GOAL
Copy out each line of the listing that has the word "data" in it.
§ §
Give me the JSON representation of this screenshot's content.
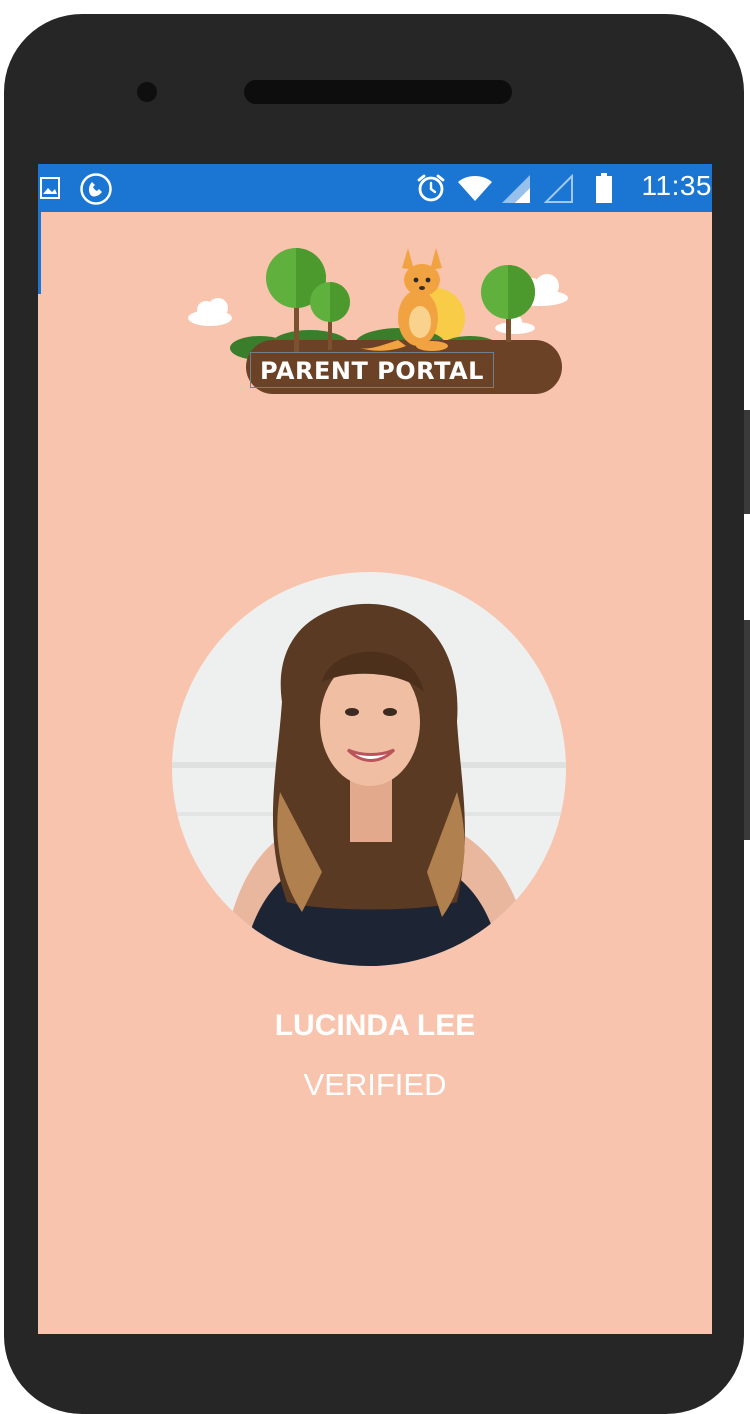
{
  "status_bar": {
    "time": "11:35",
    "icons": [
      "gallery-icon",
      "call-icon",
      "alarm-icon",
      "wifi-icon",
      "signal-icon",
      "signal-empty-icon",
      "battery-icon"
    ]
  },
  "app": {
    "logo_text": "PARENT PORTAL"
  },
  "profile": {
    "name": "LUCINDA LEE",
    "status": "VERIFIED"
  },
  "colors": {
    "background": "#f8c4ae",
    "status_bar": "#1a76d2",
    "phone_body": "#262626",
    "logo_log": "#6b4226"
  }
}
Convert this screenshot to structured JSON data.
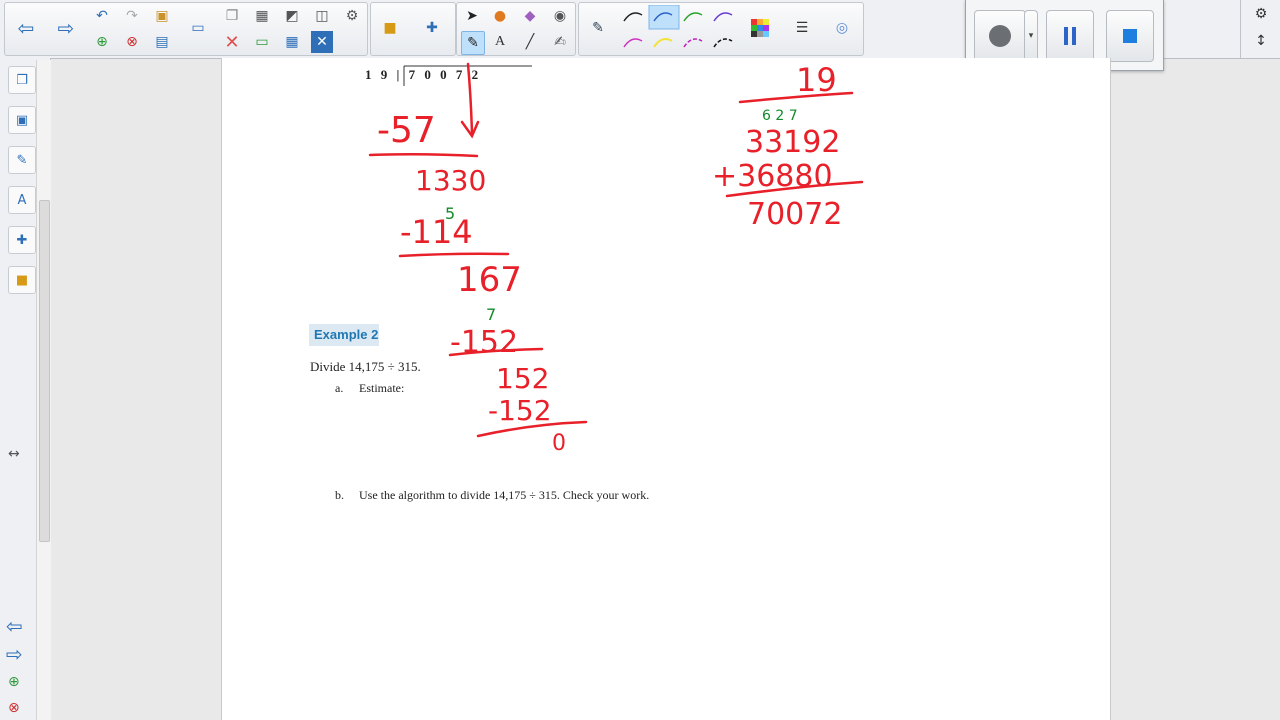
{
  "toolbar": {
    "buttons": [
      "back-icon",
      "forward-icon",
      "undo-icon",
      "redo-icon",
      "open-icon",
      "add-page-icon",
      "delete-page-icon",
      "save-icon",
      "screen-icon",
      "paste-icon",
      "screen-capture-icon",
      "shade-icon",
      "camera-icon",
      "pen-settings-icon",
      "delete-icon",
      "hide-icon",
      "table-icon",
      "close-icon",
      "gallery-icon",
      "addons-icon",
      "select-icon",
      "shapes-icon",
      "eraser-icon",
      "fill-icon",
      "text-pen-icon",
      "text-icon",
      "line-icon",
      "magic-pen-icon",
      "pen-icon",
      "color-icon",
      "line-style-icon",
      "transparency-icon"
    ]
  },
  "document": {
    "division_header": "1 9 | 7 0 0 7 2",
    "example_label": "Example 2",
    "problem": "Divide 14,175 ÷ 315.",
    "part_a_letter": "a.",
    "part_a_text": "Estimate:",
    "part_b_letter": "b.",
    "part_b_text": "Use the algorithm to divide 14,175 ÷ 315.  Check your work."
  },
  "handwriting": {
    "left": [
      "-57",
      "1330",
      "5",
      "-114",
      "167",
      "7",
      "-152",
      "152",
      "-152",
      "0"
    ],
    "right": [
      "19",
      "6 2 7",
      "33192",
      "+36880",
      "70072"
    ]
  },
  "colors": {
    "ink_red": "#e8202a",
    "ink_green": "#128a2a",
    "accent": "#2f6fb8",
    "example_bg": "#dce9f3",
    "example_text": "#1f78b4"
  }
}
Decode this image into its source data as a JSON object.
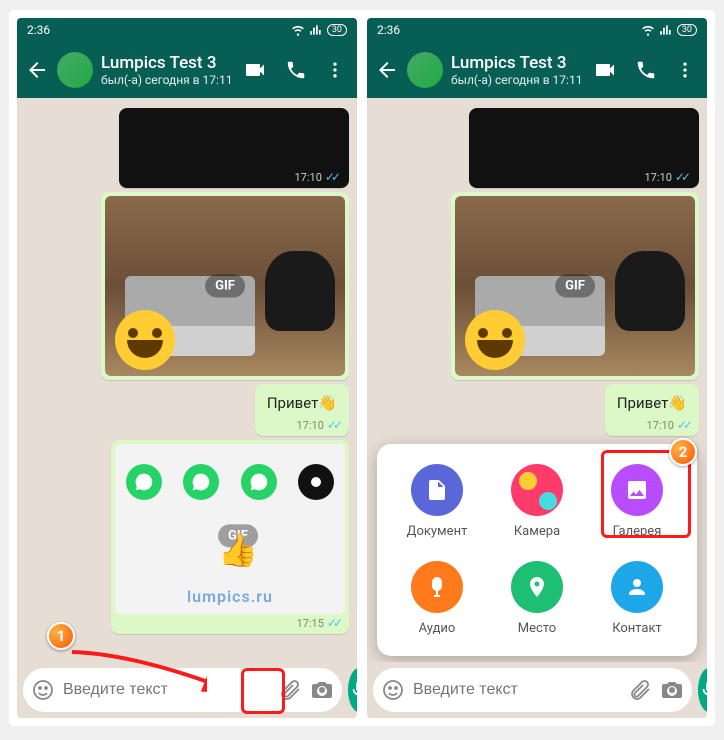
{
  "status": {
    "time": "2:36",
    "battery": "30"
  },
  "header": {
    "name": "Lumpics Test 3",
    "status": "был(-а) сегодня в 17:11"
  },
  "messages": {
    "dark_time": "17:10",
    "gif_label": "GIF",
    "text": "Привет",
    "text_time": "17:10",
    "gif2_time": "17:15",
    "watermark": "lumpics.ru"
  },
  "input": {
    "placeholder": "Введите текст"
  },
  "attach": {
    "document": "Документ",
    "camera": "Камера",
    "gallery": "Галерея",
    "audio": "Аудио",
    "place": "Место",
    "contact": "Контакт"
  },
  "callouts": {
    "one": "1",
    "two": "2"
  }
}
§ §
EXERCISE RESULT
Convert this screenshot to structured JSON data.
Decode this image into its source data as a JSON object.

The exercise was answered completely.